* start Entries provided *

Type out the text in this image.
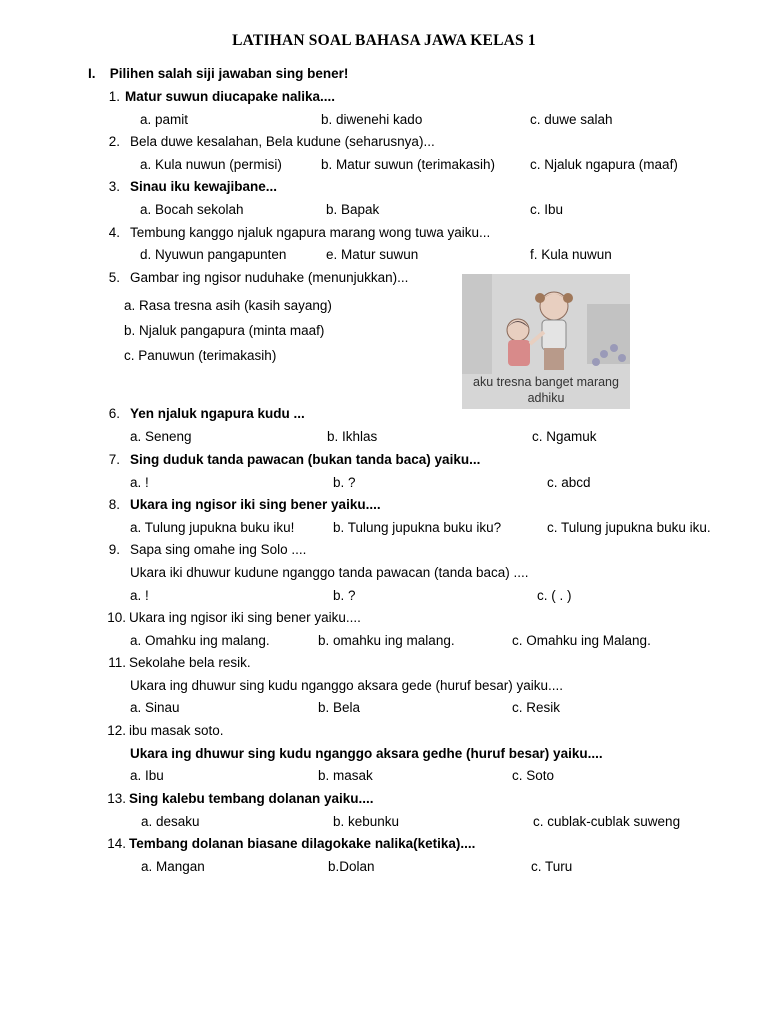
LATIHAN SOAL BAHASA JAWA KELAS 1
I. Pilihen salah siji jawaban sing bener!
1. Matur suwun diucapake nalika....
a. pamit	b. diwenehi kado	c. duwe salah
2. Bela duwe kesalahan, Bela kudune (seharusnya)...
a. Kula nuwun (permisi)	b. Matur suwun (terimakasih)	c. Njaluk ngapura (maaf)
3. Sinau iku kewajibane...
a. Bocah sekolah	b. Bapak	c. Ibu
4. Tembung kanggo njaluk ngapura marang wong tuwa yaiku...
d. Nyuwun pangapunten	e. Matur suwun	f. Kula nuwun
5. Gambar ing ngisor nuduhake (menunjukkan)...
a. Rasa tresna asih (kasih sayang)
b. Njaluk pangapura (minta maaf)
c. Panuwun (terimakasih)
aku tresna banget marang
adhiku
6. Yen njaluk ngapura kudu ...
a. Seneng	b. Ikhlas	c. Ngamuk
7. Sing duduk tanda pawacan (bukan tanda baca) yaiku...
a. !	b. ?	c. abcd
8. Ukara ing ngisor iki sing bener yaiku....
a. Tulung jupukna buku iku!	b. Tulung jupukna buku iku?	c. Tulung jupukna buku iku.
9. Sapa sing omahe ing Solo ....
Ukara iki dhuwur kudune nganggo tanda pawacan (tanda baca) ....
a. !	b. ?	c. ( . )
10. Ukara ing ngisor iki sing bener yaiku....
a. Omahku ing malang.	b. omahku ing malang.	c. Omahku ing Malang.
11. Sekolahe bela resik.
Ukara ing dhuwur sing kudu nganggo aksara gede (huruf besar) yaiku....
a. Sinau	b. Bela	c. Resik
12. ibu masak soto.
Ukara ing dhuwur sing kudu nganggo aksara gedhe (huruf besar) yaiku....
a. Ibu	b. masak	c. Soto
13. Sing kalebu tembang dolanan yaiku....
a. desaku	b. kebunku	c. cublak-cublak suweng
14. Tembang dolanan biasane dilagokake nalika(ketika)....
a. Mangan	b.Dolan	c. Turu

* end Entries provided *

Aim of the exercise:
Go through the records above and copy every line with the word "besar".

Task response:
Ukara ing dhuwur sing kudu nganggo aksara gede (huruf besar) yaiku....
Ukara ing dhuwur sing kudu nganggo aksara gedhe (huruf besar) yaiku....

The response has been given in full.